● **DO THIS**
Output an exact reproduction of the data.

● **DATASET EXCERPTS**
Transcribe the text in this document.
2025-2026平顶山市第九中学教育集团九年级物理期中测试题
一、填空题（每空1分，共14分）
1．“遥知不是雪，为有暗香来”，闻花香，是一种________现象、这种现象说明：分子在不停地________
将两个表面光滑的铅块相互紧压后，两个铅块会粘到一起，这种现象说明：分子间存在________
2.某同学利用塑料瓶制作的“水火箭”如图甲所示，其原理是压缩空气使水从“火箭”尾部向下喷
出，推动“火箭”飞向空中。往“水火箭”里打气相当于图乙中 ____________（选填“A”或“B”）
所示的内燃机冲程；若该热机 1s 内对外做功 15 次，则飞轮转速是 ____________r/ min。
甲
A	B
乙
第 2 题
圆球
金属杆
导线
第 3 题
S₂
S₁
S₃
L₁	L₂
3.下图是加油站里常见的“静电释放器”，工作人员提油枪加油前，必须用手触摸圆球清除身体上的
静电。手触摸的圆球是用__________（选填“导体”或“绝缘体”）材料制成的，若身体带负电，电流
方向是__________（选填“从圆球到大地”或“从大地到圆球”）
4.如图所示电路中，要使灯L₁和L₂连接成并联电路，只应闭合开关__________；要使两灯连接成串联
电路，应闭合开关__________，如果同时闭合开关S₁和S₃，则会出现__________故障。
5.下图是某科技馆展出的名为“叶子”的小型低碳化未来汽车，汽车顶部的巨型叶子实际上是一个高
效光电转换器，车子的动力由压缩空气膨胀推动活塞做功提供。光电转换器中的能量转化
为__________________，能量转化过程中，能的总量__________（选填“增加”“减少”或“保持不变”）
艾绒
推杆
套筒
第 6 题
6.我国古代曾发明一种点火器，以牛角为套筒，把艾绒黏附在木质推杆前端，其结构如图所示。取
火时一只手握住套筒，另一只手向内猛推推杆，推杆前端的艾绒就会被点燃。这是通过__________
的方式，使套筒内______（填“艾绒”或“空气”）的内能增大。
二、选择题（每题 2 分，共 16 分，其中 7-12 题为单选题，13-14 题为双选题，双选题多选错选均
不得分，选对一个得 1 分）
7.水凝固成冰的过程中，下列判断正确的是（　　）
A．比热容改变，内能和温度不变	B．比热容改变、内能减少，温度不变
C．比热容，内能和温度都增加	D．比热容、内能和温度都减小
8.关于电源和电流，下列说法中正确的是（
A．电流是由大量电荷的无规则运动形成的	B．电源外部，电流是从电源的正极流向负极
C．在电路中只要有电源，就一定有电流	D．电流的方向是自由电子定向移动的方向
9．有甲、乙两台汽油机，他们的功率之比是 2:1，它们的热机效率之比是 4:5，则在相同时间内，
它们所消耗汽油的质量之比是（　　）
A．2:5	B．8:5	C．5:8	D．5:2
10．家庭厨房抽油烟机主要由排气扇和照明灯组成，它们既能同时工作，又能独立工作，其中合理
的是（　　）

● **FINISHED TASK**
Transcribe the text in this document.
2025-2026平顶山市第九中学教育集团九年级物理期中测试题
一、填空题（每空1分，共14分）
1．“遥知不是雪，为有暗香来”，闻花香，是一种________现象、这种现象说明：分子在不停地________
将两个表面光滑的铅块相互紧压后，两个铅块会粘到一起，这种现象说明：分子间存在________
2.某同学利用塑料瓶制作的“水火箭”如图甲所示，其原理是压缩空气使水从“火箭”尾部向下喷
出，推动“火箭”飞向空中。往“水火箭”里打气相当于图乙中 ____________（选填“A”或“B”）
所示的内燃机冲程；若该热机 1s 内对外做功 15 次，则飞轮转速是 ____________r/ min。
甲
A	B
乙
第 2 题
圆球
金属杆
导线
第 3 题
S₂
S₁
S₃
L₁	L₂
3.下图是加油站里常见的“静电释放器”，工作人员提油枪加油前，必须用手触摸圆球清除身体上的
静电。手触摸的圆球是用__________（选填“导体”或“绝缘体”）材料制成的，若身体带负电，电流
方向是__________（选填“从圆球到大地”或“从大地到圆球”）
4.如图所示电路中，要使灯L₁和L₂连接成并联电路，只应闭合开关__________；要使两灯连接成串联
电路，应闭合开关__________，如果同时闭合开关S₁和S₃，则会出现__________故障。
5.下图是某科技馆展出的名为“叶子”的小型低碳化未来汽车，汽车顶部的巨型叶子实际上是一个高
效光电转换器，车子的动力由压缩空气膨胀推动活塞做功提供。光电转换器中的能量转化
为__________________，能量转化过程中，能的总量__________（选填“增加”“减少”或“保持不变”）
艾绒
推杆
套筒
第 6 题
6.我国古代曾发明一种点火器，以牛角为套筒，把艾绒黏附在木质推杆前端，其结构如图所示。取
火时一只手握住套筒，另一只手向内猛推推杆，推杆前端的艾绒就会被点燃。这是通过__________
的方式，使套筒内______（填“艾绒”或“空气”）的内能增大。
二、选择题（每题 2 分，共 16 分，其中 7-12 题为单选题，13-14 题为双选题，双选题多选错选均
不得分，选对一个得 1 分）
7.水凝固成冰的过程中，下列判断正确的是（　　）
A．比热容改变，内能和温度不变	B．比热容改变、内能减少，温度不变
C．比热容，内能和温度都增加	D．比热容、内能和温度都减小
8.关于电源和电流，下列说法中正确的是（
A．电流是由大量电荷的无规则运动形成的	B．电源外部，电流是从电源的正极流向负极
C．在电路中只要有电源，就一定有电流	D．电流的方向是自由电子定向移动的方向
9．有甲、乙两台汽油机，他们的功率之比是 2:1，它们的热机效率之比是 4:5，则在相同时间内，
它们所消耗汽油的质量之比是（　　）
A．2:5	B．8:5	C．5:8	D．5:2
10．家庭厨房抽油烟机主要由排气扇和照明灯组成，它们既能同时工作，又能独立工作，其中合理
的是（　　）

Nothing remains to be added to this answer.